● Description of the task
Images are not part of the copy; transcribe all the data exactly.

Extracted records
================

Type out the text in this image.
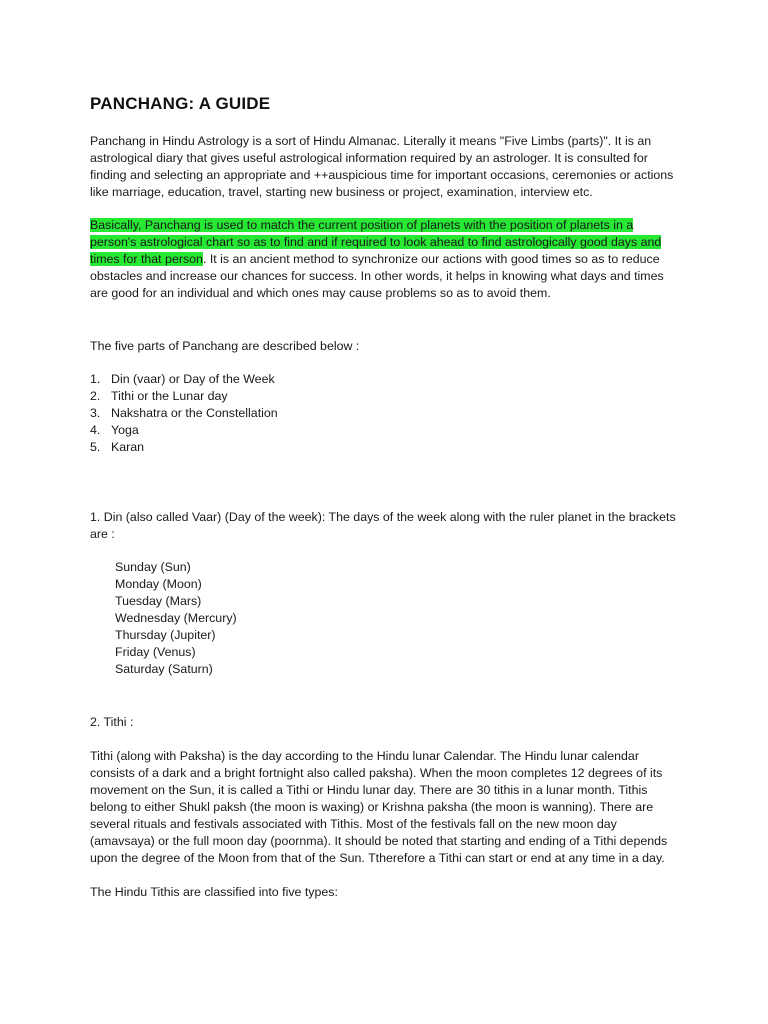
PANCHANG: A GUIDE

Panchang in Hindu Astrology is a sort of Hindu Almanac. Literally it means "Five Limbs (parts)". It is an astrological diary that gives useful astrological information required by an astrologer. It is consulted for finding and selecting an appropriate and ++auspicious time for important occasions, ceremonies or actions like marriage, education, travel, starting new business or project, examination, interview etc.

Basically, Panchang is used to match the current position of planets with the position of planets in a person's astrological chart so as to find and if required to look ahead to find astrologically good days and times for that person. It is an ancient method to synchronize our actions with good times so as to reduce obstacles and increase our chances for success. In other words, it helps in knowing what days and times are good for an individual and which ones may cause problems so as to avoid them.

The five parts of Panchang are described below :

1. Din (vaar) or Day of the Week
2. Tithi or the Lunar day
3. Nakshatra or the Constellation
4. Yoga
5. Karan

1. Din (also called Vaar) (Day of the week): The days of the week along with the ruler planet in the brackets are :

Sunday (Sun)
Monday (Moon)
Tuesday (Mars)
Wednesday (Mercury)
Thursday (Jupiter)
Friday (Venus)
Saturday (Saturn)

2. Tithi :

Tithi (along with Paksha) is the day according to the Hindu lunar Calendar. The Hindu lunar calendar consists of a dark and a bright fortnight also called paksha). When the moon completes 12 degrees of its movement on the Sun, it is called a Tithi or Hindu lunar day. There are 30 tithis in a lunar month. Tithis belong to either Shukl paksh (the moon is waxing) or Krishna paksha (the moon is wanning). There are several rituals and festivals associated with Tithis. Most of the festivals fall on the new moon day (amavsaya) or the full moon day (poornma). It should be noted that starting and ending of a Tithi depends upon the degree of the Moon from that of the Sun. Ttherefore a Tithi can start or end at any time in a day.

The Hindu Tithis are classified into five types:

================

● Written reply
Type out the text in this image.
PANCHANG: A GUIDE

Panchang in Hindu Astrology is a sort of Hindu Almanac. Literally it means "Five Limbs (parts)". It is an astrological diary that gives useful astrological information required by an astrologer. It is consulted for finding and selecting an appropriate and ++auspicious time for important occasions, ceremonies or actions like marriage, education, travel, starting new business or project, examination, interview etc.

Basically, Panchang is used to match the current position of planets with the position of planets in a person's astrological chart so as to find and if required to look ahead to find astrologically good days and times for that person. It is an ancient method to synchronize our actions with good times so as to reduce obstacles and increase our chances for success. In other words, it helps in knowing what days and times are good for an individual and which ones may cause problems so as to avoid them.

The five parts of Panchang are described below :

1. Din (vaar) or Day of the Week
2. Tithi or the Lunar day
3. Nakshatra or the Constellation
4. Yoga
5. Karan

1. Din (also called Vaar) (Day of the week): The days of the week along with the ruler planet in the brackets are :

Sunday (Sun)
Monday (Moon)
Tuesday (Mars)
Wednesday (Mercury)
Thursday (Jupiter)
Friday (Venus)
Saturday (Saturn)

2. Tithi :

Tithi (along with Paksha) is the day according to the Hindu lunar Calendar. The Hindu lunar calendar consists of a dark and a bright fortnight also called paksha). When the moon completes 12 degrees of its movement on the Sun, it is called a Tithi or Hindu lunar day. There are 30 tithis in a lunar month. Tithis belong to either Shukl paksh (the moon is waxing) or Krishna paksha (the moon is wanning). There are several rituals and festivals associated with Tithis. Most of the festivals fall on the new moon day (amavsaya) or the full moon day (poornma). It should be noted that starting and ending of a Tithi depends upon the degree of the Moon from that of the Sun. Ttherefore a Tithi can start or end at any time in a day.

The Hindu Tithis are classified into five types:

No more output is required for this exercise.